Please repeat all of the listing exactly.

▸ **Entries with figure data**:

+===+

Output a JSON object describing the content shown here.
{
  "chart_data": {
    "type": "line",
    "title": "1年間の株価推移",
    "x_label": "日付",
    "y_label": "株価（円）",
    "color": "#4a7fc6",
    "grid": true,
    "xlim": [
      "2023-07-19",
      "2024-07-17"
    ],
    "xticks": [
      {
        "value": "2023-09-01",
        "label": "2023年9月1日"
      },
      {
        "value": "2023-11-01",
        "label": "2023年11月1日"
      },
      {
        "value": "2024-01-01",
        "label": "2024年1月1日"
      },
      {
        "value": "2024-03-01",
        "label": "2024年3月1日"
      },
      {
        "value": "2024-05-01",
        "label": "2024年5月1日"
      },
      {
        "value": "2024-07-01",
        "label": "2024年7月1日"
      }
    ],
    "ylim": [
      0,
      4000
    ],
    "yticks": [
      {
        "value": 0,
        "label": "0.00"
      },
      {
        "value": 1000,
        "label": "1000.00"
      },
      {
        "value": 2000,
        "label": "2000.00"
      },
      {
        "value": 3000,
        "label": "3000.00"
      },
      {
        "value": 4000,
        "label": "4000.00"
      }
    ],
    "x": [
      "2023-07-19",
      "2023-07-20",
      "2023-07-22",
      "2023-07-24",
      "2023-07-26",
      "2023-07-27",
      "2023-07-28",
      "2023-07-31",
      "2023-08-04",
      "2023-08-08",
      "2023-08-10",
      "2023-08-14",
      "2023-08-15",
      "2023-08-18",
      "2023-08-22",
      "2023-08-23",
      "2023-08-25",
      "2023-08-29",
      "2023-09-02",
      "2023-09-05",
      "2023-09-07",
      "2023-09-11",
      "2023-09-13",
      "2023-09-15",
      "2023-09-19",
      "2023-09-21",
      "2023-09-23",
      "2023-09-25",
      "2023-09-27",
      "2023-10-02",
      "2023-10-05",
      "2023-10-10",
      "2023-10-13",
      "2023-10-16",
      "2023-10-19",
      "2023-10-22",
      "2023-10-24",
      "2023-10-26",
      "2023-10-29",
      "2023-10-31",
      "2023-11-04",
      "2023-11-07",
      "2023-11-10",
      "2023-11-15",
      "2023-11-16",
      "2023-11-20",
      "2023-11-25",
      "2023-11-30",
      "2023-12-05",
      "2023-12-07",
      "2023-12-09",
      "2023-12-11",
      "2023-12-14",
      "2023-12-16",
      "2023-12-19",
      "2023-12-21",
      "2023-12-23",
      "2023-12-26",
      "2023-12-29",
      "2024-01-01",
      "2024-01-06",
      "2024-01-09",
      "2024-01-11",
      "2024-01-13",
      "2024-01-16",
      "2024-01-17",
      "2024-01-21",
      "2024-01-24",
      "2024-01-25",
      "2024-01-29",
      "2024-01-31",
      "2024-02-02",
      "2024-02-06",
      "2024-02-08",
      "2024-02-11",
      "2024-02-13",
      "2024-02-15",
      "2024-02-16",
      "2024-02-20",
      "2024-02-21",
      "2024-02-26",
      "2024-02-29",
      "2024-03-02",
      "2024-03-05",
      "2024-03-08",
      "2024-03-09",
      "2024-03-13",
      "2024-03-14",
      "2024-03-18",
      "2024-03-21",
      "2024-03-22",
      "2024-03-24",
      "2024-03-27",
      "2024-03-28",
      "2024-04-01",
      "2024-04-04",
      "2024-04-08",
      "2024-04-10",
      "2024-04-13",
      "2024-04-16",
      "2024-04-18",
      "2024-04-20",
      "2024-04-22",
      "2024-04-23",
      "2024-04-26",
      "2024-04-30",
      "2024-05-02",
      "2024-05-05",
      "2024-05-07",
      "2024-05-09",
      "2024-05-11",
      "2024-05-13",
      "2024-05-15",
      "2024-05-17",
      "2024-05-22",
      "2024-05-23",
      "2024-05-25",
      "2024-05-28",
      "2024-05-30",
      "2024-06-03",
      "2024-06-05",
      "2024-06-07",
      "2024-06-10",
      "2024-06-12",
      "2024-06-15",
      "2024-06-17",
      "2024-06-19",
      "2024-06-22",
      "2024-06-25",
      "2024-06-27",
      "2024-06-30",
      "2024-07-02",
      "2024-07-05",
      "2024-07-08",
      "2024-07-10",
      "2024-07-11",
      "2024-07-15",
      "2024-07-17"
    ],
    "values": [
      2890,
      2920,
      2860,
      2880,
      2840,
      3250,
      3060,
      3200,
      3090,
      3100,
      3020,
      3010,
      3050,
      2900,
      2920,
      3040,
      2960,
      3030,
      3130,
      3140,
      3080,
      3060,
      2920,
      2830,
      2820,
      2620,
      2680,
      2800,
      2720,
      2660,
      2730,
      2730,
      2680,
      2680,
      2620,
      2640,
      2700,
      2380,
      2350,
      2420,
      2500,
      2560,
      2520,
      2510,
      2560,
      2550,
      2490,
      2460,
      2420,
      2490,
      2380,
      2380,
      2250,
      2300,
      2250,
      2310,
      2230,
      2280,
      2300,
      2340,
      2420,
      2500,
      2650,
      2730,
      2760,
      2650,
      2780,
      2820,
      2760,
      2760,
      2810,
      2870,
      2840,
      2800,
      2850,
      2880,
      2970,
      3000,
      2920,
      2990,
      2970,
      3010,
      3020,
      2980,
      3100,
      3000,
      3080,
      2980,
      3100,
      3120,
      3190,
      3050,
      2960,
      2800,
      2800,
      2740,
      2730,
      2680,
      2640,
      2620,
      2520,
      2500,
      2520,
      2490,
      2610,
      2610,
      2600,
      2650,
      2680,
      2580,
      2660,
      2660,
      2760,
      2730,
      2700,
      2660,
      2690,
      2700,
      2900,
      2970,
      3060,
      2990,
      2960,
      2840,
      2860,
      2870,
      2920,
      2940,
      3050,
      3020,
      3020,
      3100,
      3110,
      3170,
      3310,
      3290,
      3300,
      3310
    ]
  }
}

+===+

▸ **Completed exercise**:
Output a JSON object describing the content shown here.
{
  "chart_data": {
    "type": "line",
    "title": "1年間の株価推移",
    "x_label": "日付",
    "y_label": "株価（円）",
    "color": "#4a7fc6",
    "grid": true,
    "xlim": [
      "2023-07-19",
      "2024-07-17"
    ],
    "xticks": [
      {
        "value": "2023-09-01",
        "label": "2023年9月1日"
      },
      {
        "value": "2023-11-01",
        "label": "2023年11月1日"
      },
      {
        "value": "2024-01-01",
        "label": "2024年1月1日"
      },
      {
        "value": "2024-03-01",
        "label": "2024年3月1日"
      },
      {
        "value": "2024-05-01",
        "label": "2024年5月1日"
      },
      {
        "value": "2024-07-01",
        "label": "2024年7月1日"
      }
    ],
    "ylim": [
      0,
      4000
    ],
    "yticks": [
      {
        "value": 0,
        "label": "0.00"
      },
      {
        "value": 1000,
        "label": "1000.00"
      },
      {
        "value": 2000,
        "label": "2000.00"
      },
      {
        "value": 3000,
        "label": "3000.00"
      },
      {
        "value": 4000,
        "label": "4000.00"
      }
    ],
    "x": [
      "2023-07-19",
      "2023-07-20",
      "2023-07-22",
      "2023-07-24",
      "2023-07-26",
      "2023-07-27",
      "2023-07-28",
      "2023-07-31",
      "2023-08-04",
      "2023-08-08",
      "2023-08-10",
      "2023-08-14",
      "2023-08-15",
      "2023-08-18",
      "2023-08-22",
      "2023-08-23",
      "2023-08-25",
      "2023-08-29",
      "2023-09-02",
      "2023-09-05",
      "2023-09-07",
      "2023-09-11",
      "2023-09-13",
      "2023-09-15",
      "2023-09-19",
      "2023-09-21",
      "2023-09-23",
      "2023-09-25",
      "2023-09-27",
      "2023-10-02",
      "2023-10-05",
      "2023-10-10",
      "2023-10-13",
      "2023-10-16",
      "2023-10-19",
      "2023-10-22",
      "2023-10-24",
      "2023-10-26",
      "2023-10-29",
      "2023-10-31",
      "2023-11-04",
      "2023-11-07",
      "2023-11-10",
      "2023-11-15",
      "2023-11-16",
      "2023-11-20",
      "2023-11-25",
      "2023-11-30",
      "2023-12-05",
      "2023-12-07",
      "2023-12-09",
      "2023-12-11",
      "2023-12-14",
      "2023-12-16",
      "2023-12-19",
      "2023-12-21",
      "2023-12-23",
      "2023-12-26",
      "2023-12-29",
      "2024-01-01",
      "2024-01-06",
      "2024-01-09",
      "2024-01-11",
      "2024-01-13",
      "2024-01-16",
      "2024-01-17",
      "2024-01-21",
      "2024-01-24",
      "2024-01-25",
      "2024-01-29",
      "2024-01-31",
      "2024-02-02",
      "2024-02-06",
      "2024-02-08",
      "2024-02-11",
      "2024-02-13",
      "2024-02-15",
      "2024-02-16",
      "2024-02-20",
      "2024-02-21",
      "2024-02-26",
      "2024-02-29",
      "2024-03-02",
      "2024-03-05",
      "2024-03-08",
      "2024-03-09",
      "2024-03-13",
      "2024-03-14",
      "2024-03-18",
      "2024-03-21",
      "2024-03-22",
      "2024-03-24",
      "2024-03-27",
      "2024-03-28",
      "2024-04-01",
      "2024-04-04",
      "2024-04-08",
      "2024-04-10",
      "2024-04-13",
      "2024-04-16",
      "2024-04-18",
      "2024-04-20",
      "2024-04-22",
      "2024-04-23",
      "2024-04-26",
      "2024-04-30",
      "2024-05-02",
      "2024-05-05",
      "2024-05-07",
      "2024-05-09",
      "2024-05-11",
      "2024-05-13",
      "2024-05-15",
      "2024-05-17",
      "2024-05-22",
      "2024-05-23",
      "2024-05-25",
      "2024-05-28",
      "2024-05-30",
      "2024-06-03",
      "2024-06-05",
      "2024-06-07",
      "2024-06-10",
      "2024-06-12",
      "2024-06-15",
      "2024-06-17",
      "2024-06-19",
      "2024-06-22",
      "2024-06-25",
      "2024-06-27",
      "2024-06-30",
      "2024-07-02",
      "2024-07-05",
      "2024-07-08",
      "2024-07-10",
      "2024-07-11",
      "2024-07-15",
      "2024-07-17"
    ],
    "values": [
      2890,
      2920,
      2860,
      2880,
      2840,
      3250,
      3060,
      3200,
      3090,
      3100,
      3020,
      3010,
      3050,
      2900,
      2920,
      3040,
      2960,
      3030,
      3130,
      3140,
      3080,
      3060,
      2920,
      2830,
      2820,
      2620,
      2680,
      2800,
      2720,
      2660,
      2730,
      2730,
      2680,
      2680,
      2620,
      2640,
      2700,
      2380,
      2350,
      2420,
      2500,
      2560,
      2520,
      2510,
      2560,
      2550,
      2490,
      2460,
      2420,
      2490,
      2380,
      2380,
      2250,
      2300,
      2250,
      2310,
      2230,
      2280,
      2300,
      2340,
      2420,
      2500,
      2650,
      2730,
      2760,
      2650,
      2780,
      2820,
      2760,
      2760,
      2810,
      2870,
      2840,
      2800,
      2850,
      2880,
      2970,
      3000,
      2920,
      2990,
      2970,
      3010,
      3020,
      2980,
      3100,
      3000,
      3080,
      2980,
      3100,
      3120,
      3190,
      3050,
      2960,
      2800,
      2800,
      2740,
      2730,
      2680,
      2640,
      2620,
      2520,
      2500,
      2520,
      2490,
      2610,
      2610,
      2600,
      2650,
      2680,
      2580,
      2660,
      2660,
      2760,
      2730,
      2700,
      2660,
      2690,
      2700,
      2900,
      2970,
      3060,
      2990,
      2960,
      2840,
      2860,
      2870,
      2920,
      2940,
      3050,
      3020,
      3020,
      3100,
      3110,
      3170,
      3310,
      3290,
      3300,
      3310
    ]
  }
}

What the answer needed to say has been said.